Supplied entries:
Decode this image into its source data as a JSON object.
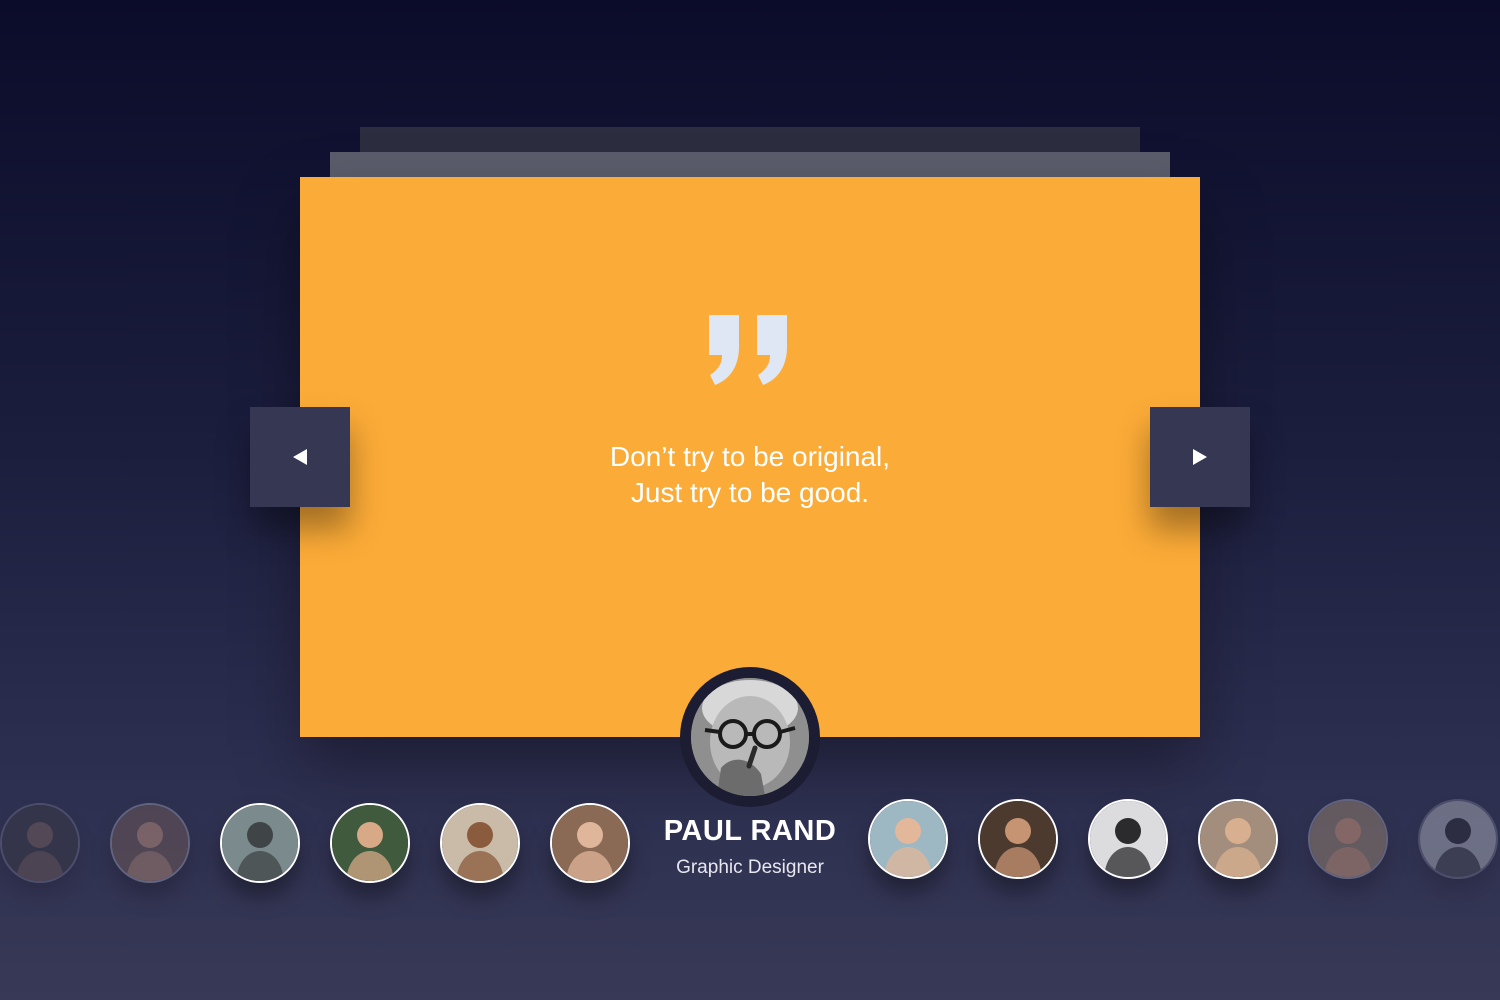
{
  "testimonial": {
    "quote_lines": [
      "Don’t try to be original,",
      "Just try to be good."
    ],
    "author_name": "PAUL RAND",
    "author_role": "Graphic Designer"
  },
  "navigation": {
    "prev_icon": "triangle-left-icon",
    "next_icon": "triangle-right-icon"
  },
  "thumbnails": [
    {
      "name": "avatar-thumb-1",
      "bg": "#3d3a3e",
      "skin": "#8d6e5e"
    },
    {
      "name": "avatar-thumb-2",
      "bg": "#6a5656",
      "skin": "#b58b7a"
    },
    {
      "name": "avatar-thumb-3",
      "bg": "#7b8a8c",
      "skin": "#3f4447"
    },
    {
      "name": "avatar-thumb-4",
      "bg": "#3f5a3c",
      "skin": "#d7a987"
    },
    {
      "name": "avatar-thumb-5",
      "bg": "#c9bba7",
      "skin": "#8a5b3c"
    },
    {
      "name": "avatar-thumb-6",
      "bg": "#8a6a55",
      "skin": "#e0b69a"
    },
    {
      "name": "avatar-thumb-7",
      "bg": "#9db7c3",
      "skin": "#e2b79a"
    },
    {
      "name": "avatar-thumb-8",
      "bg": "#4d3a2e",
      "skin": "#c69373"
    },
    {
      "name": "avatar-thumb-9",
      "bg": "#dcdcde",
      "skin": "#2b2b2e"
    },
    {
      "name": "avatar-thumb-10",
      "bg": "#a38e7e",
      "skin": "#d9b08f"
    },
    {
      "name": "avatar-thumb-11",
      "bg": "#8f7d6e",
      "skin": "#c99277"
    },
    {
      "name": "avatar-thumb-12",
      "bg": "#cfd3d8",
      "skin": "#26272a"
    }
  ],
  "colors": {
    "card": "#fbab37",
    "nav_button": "#363853",
    "quote_mark": "#dfe6f4"
  }
}
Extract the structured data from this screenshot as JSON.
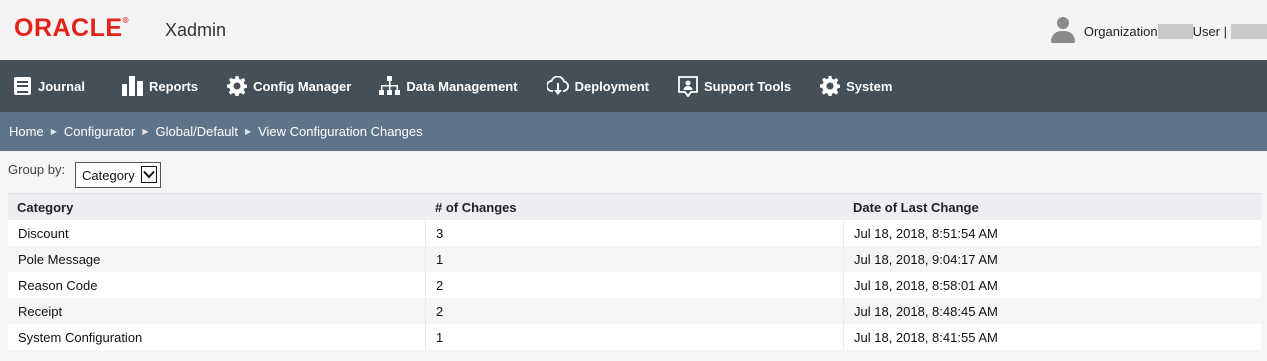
{
  "brand": {
    "logo": "ORACLE",
    "trademark": "®",
    "app_name": "Xadmin"
  },
  "user": {
    "org_label": "Organization",
    "user_label": "User |"
  },
  "nav": [
    {
      "label": "Journal",
      "icon": "journal-icon"
    },
    {
      "label": "Reports",
      "icon": "bar-chart-icon"
    },
    {
      "label": "Config Manager",
      "icon": "gear-icon"
    },
    {
      "label": "Data Management",
      "icon": "hierarchy-icon"
    },
    {
      "label": "Deployment",
      "icon": "cloud-download-icon"
    },
    {
      "label": "Support Tools",
      "icon": "support-icon"
    },
    {
      "label": "System",
      "icon": "gear-icon"
    }
  ],
  "breadcrumb": [
    "Home",
    "Configurator",
    "Global/Default",
    "View Configuration Changes"
  ],
  "groupby": {
    "label": "Group by:",
    "value": "Category"
  },
  "table": {
    "headers": [
      "Category",
      "# of Changes",
      "Date of Last Change"
    ],
    "rows": [
      [
        "Discount",
        "3",
        "Jul 18, 2018, 8:51:54 AM"
      ],
      [
        "Pole Message",
        "1",
        "Jul 18, 2018, 9:04:17 AM"
      ],
      [
        "Reason Code",
        "2",
        "Jul 18, 2018, 8:58:01 AM"
      ],
      [
        "Receipt",
        "2",
        "Jul 18, 2018, 8:48:45 AM"
      ],
      [
        "System Configuration",
        "1",
        "Jul 18, 2018, 8:41:55 AM"
      ]
    ]
  },
  "colors": {
    "brand_red": "#e2231a",
    "nav_bg": "#444f57",
    "breadcrumb_bg": "#5e7589"
  }
}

What is asked:
All preceding records should be duplicated verbatim, images excepted.

Exercise output:
Decode this image into its source data as a JSON object.
{
  "testimonial": {
    "quote_lines": [
      "Don’t try to be original,",
      "Just try to be good."
    ],
    "author_name": "PAUL RAND",
    "author_role": "Graphic Designer"
  },
  "navigation": {
    "prev_icon": "triangle-left-icon",
    "next_icon": "triangle-right-icon"
  },
  "thumbnails": [
    {
      "name": "avatar-thumb-1",
      "bg": "#3d3a3e",
      "skin": "#8d6e5e"
    },
    {
      "name": "avatar-thumb-2",
      "bg": "#6a5656",
      "skin": "#b58b7a"
    },
    {
      "name": "avatar-thumb-3",
      "bg": "#7b8a8c",
      "skin": "#3f4447"
    },
    {
      "name": "avatar-thumb-4",
      "bg": "#3f5a3c",
      "skin": "#d7a987"
    },
    {
      "name": "avatar-thumb-5",
      "bg": "#c9bba7",
      "skin": "#8a5b3c"
    },
    {
      "name": "avatar-thumb-6",
      "bg": "#8a6a55",
      "skin": "#e0b69a"
    },
    {
      "name": "avatar-thumb-7",
      "bg": "#9db7c3",
      "skin": "#e2b79a"
    },
    {
      "name": "avatar-thumb-8",
      "bg": "#4d3a2e",
      "skin": "#c69373"
    },
    {
      "name": "avatar-thumb-9",
      "bg": "#dcdcde",
      "skin": "#2b2b2e"
    },
    {
      "name": "avatar-thumb-10",
      "bg": "#a38e7e",
      "skin": "#d9b08f"
    },
    {
      "name": "avatar-thumb-11",
      "bg": "#8f7d6e",
      "skin": "#c99277"
    },
    {
      "name": "avatar-thumb-12",
      "bg": "#cfd3d8",
      "skin": "#26272a"
    }
  ],
  "colors": {
    "card": "#fbab37",
    "nav_button": "#363853",
    "quote_mark": "#dfe6f4"
  }
}
Extract the structured data from this screenshot as JSON.
{
  "brand": {
    "logo": "ORACLE",
    "trademark": "®",
    "app_name": "Xadmin"
  },
  "user": {
    "org_label": "Organization",
    "user_label": "User |"
  },
  "nav": [
    {
      "label": "Journal",
      "icon": "journal-icon"
    },
    {
      "label": "Reports",
      "icon": "bar-chart-icon"
    },
    {
      "label": "Config Manager",
      "icon": "gear-icon"
    },
    {
      "label": "Data Management",
      "icon": "hierarchy-icon"
    },
    {
      "label": "Deployment",
      "icon": "cloud-download-icon"
    },
    {
      "label": "Support Tools",
      "icon": "support-icon"
    },
    {
      "label": "System",
      "icon": "gear-icon"
    }
  ],
  "breadcrumb": [
    "Home",
    "Configurator",
    "Global/Default",
    "View Configuration Changes"
  ],
  "groupby": {
    "label": "Group by:",
    "value": "Category"
  },
  "table": {
    "headers": [
      "Category",
      "# of Changes",
      "Date of Last Change"
    ],
    "rows": [
      [
        "Discount",
        "3",
        "Jul 18, 2018, 8:51:54 AM"
      ],
      [
        "Pole Message",
        "1",
        "Jul 18, 2018, 9:04:17 AM"
      ],
      [
        "Reason Code",
        "2",
        "Jul 18, 2018, 8:58:01 AM"
      ],
      [
        "Receipt",
        "2",
        "Jul 18, 2018, 8:48:45 AM"
      ],
      [
        "System Configuration",
        "1",
        "Jul 18, 2018, 8:41:55 AM"
      ]
    ]
  },
  "colors": {
    "brand_red": "#e2231a",
    "nav_bg": "#444f57",
    "breadcrumb_bg": "#5e7589"
  }
}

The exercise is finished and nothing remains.